TASK DETAILS - Can you quote the rows between the line holding "author-name[interactable]: Femi Olu-Kayode(FFK) <box>79 238" and the line holding "timeline: Femi Olu-Kayode(FFK)", inclusive, with nothing else?

━━━━━━━━━━━━━━━━

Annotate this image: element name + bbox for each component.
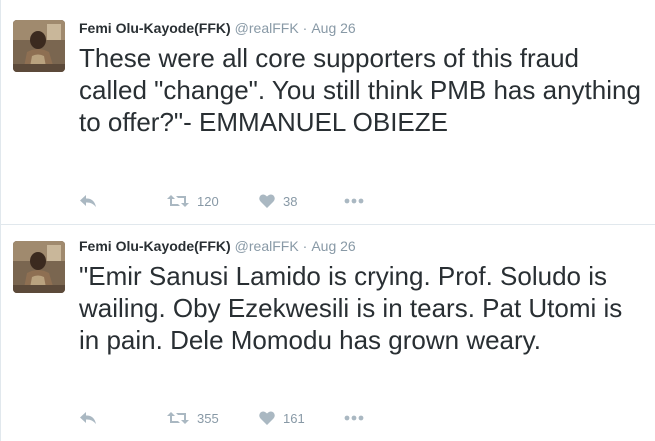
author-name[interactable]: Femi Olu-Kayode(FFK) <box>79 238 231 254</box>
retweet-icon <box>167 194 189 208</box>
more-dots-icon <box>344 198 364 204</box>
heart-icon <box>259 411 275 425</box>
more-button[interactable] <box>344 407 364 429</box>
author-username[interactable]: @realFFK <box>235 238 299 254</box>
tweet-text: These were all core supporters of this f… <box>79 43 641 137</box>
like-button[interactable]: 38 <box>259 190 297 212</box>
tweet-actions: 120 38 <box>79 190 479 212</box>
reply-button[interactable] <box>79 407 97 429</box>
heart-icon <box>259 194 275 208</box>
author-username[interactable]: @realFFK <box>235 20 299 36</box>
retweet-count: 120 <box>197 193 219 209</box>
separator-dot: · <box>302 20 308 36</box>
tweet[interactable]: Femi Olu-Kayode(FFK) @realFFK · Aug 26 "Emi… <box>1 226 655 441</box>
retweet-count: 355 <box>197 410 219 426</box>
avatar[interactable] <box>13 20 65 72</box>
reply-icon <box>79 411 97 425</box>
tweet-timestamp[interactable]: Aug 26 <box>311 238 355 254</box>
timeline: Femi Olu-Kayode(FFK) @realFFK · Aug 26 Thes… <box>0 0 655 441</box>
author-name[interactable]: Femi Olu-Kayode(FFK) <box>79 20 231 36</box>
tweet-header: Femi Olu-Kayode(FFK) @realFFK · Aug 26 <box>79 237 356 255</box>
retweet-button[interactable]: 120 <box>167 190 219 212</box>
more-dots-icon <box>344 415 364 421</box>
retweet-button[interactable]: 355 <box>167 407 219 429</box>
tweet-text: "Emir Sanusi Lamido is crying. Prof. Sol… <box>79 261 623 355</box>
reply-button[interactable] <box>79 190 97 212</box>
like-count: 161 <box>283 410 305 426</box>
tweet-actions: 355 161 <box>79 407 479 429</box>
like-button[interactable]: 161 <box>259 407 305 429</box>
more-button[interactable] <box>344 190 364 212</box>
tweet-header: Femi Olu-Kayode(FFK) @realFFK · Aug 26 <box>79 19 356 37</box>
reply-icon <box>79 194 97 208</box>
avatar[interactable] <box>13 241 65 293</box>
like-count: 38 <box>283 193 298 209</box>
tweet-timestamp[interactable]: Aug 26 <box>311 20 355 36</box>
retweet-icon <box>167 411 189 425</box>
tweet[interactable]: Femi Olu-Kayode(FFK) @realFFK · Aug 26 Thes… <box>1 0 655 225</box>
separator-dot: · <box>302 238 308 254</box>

━━━━━━━━━━━━━━━━

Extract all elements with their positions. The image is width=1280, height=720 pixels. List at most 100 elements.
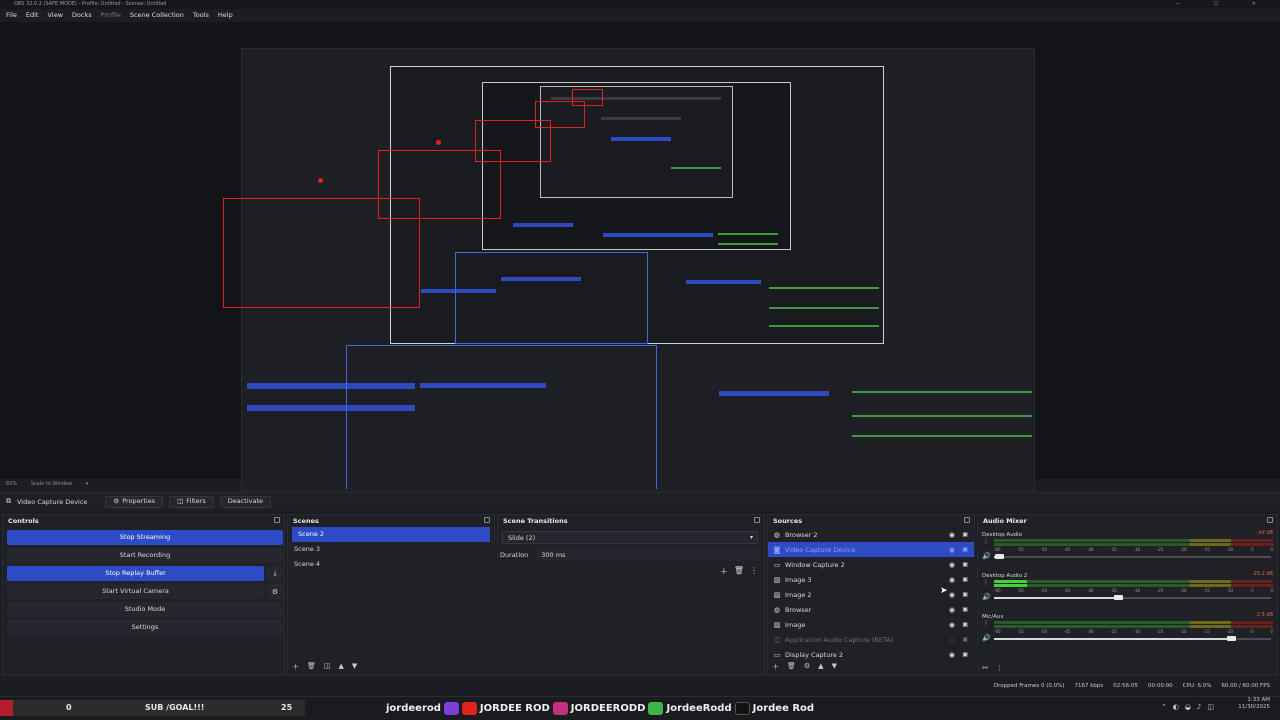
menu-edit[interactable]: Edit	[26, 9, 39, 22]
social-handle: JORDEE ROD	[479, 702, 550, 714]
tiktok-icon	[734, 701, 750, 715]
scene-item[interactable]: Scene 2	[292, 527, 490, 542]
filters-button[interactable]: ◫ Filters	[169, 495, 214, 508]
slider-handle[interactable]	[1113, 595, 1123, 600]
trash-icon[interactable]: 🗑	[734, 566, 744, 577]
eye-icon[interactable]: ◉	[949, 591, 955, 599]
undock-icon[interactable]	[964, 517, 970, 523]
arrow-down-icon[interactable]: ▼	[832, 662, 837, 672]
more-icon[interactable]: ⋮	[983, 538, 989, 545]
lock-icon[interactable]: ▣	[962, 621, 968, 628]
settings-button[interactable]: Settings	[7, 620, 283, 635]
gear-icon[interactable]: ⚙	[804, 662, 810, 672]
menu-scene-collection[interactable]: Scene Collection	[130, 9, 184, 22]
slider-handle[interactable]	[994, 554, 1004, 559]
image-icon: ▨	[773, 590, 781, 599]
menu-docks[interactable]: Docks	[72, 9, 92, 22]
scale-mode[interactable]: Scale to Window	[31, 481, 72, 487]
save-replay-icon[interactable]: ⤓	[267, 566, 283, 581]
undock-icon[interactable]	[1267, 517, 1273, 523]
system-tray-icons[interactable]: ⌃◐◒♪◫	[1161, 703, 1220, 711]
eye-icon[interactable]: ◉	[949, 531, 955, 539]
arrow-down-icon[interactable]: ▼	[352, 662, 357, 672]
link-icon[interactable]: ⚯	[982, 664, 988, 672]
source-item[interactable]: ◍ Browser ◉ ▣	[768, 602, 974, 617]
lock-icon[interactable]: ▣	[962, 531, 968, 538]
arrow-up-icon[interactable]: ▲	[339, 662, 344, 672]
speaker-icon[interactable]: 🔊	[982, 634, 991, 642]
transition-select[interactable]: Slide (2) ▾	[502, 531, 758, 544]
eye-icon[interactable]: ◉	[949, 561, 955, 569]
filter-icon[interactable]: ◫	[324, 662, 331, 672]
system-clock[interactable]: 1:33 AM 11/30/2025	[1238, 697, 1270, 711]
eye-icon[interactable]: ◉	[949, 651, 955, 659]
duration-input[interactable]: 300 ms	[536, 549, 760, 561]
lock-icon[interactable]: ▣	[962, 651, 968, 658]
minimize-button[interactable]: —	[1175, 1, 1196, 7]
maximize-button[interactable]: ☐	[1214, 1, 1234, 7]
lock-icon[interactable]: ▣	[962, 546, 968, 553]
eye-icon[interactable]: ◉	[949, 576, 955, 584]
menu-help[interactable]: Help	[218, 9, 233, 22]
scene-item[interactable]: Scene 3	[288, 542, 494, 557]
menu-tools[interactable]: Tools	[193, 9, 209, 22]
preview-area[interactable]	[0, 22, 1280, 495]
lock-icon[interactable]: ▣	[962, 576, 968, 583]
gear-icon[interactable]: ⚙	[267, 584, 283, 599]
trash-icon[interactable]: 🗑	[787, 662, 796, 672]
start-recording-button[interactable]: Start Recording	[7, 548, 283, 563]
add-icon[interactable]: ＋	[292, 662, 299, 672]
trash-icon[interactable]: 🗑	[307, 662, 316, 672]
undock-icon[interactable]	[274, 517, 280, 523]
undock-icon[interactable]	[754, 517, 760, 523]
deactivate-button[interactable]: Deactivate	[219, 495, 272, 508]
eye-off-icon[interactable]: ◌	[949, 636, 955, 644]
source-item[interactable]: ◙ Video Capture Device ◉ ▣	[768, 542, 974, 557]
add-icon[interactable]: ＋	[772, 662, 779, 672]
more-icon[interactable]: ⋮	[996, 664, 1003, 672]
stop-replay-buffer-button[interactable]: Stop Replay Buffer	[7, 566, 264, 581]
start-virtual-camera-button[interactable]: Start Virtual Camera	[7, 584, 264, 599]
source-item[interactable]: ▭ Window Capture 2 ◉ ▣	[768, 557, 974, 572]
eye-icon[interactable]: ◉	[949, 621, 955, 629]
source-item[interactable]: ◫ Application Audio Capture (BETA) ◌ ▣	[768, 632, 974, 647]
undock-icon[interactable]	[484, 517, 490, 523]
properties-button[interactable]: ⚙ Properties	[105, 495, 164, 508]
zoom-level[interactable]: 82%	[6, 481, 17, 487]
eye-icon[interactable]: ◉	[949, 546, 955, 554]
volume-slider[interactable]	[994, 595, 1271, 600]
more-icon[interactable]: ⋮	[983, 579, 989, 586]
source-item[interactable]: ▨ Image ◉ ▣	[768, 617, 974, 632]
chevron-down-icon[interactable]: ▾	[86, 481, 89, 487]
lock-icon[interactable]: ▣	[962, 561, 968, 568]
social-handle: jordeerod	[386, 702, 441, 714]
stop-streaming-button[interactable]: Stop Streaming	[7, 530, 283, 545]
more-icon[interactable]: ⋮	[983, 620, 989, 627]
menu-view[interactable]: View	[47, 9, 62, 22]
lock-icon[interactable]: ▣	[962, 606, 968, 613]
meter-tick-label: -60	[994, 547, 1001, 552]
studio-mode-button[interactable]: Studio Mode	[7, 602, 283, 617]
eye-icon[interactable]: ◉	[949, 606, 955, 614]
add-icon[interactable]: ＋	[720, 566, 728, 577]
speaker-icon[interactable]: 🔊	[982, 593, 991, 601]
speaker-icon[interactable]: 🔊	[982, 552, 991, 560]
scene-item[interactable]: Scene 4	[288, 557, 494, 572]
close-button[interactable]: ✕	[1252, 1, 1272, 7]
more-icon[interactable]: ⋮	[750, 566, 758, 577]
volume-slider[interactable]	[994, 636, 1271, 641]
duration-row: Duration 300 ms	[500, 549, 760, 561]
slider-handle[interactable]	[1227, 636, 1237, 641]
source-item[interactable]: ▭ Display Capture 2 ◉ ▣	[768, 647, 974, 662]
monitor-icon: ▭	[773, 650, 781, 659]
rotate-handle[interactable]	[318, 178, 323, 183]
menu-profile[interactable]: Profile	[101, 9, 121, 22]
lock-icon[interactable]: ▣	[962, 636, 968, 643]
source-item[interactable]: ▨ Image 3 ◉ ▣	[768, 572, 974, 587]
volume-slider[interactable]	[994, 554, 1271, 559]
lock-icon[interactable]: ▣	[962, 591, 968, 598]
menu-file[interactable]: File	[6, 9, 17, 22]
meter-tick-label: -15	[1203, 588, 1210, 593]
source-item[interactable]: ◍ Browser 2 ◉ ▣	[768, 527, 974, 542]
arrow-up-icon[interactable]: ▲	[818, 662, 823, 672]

━━━━━━━━━━━━━━━━

RESPONSE -
author-name[interactable]: Femi Olu-Kayode(FFK) <box>79 238 231 254</box>
retweet-icon <box>167 194 189 208</box>
more-dots-icon <box>344 198 364 204</box>
heart-icon <box>259 411 275 425</box>
more-button[interactable] <box>344 407 364 429</box>
author-username[interactable]: @realFFK <box>235 238 299 254</box>
tweet-text: These were all core supporters of this f… <box>79 43 641 137</box>
like-button[interactable]: 38 <box>259 190 297 212</box>
tweet-actions: 120 38 <box>79 190 479 212</box>
reply-button[interactable] <box>79 407 97 429</box>
heart-icon <box>259 194 275 208</box>
author-username[interactable]: @realFFK <box>235 20 299 36</box>
retweet-count: 120 <box>197 193 219 209</box>
separator-dot: · <box>302 20 308 36</box>
tweet[interactable]: Femi Olu-Kayode(FFK) @realFFK · Aug 26 "Emi… <box>1 226 655 441</box>
retweet-count: 355 <box>197 410 219 426</box>
avatar[interactable] <box>13 20 65 72</box>
reply-icon <box>79 411 97 425</box>
tweet-timestamp[interactable]: Aug 26 <box>311 238 355 254</box>
timeline: Femi Olu-Kayode(FFK) @realFFK · Aug 26 Thes… <box>0 0 655 441</box>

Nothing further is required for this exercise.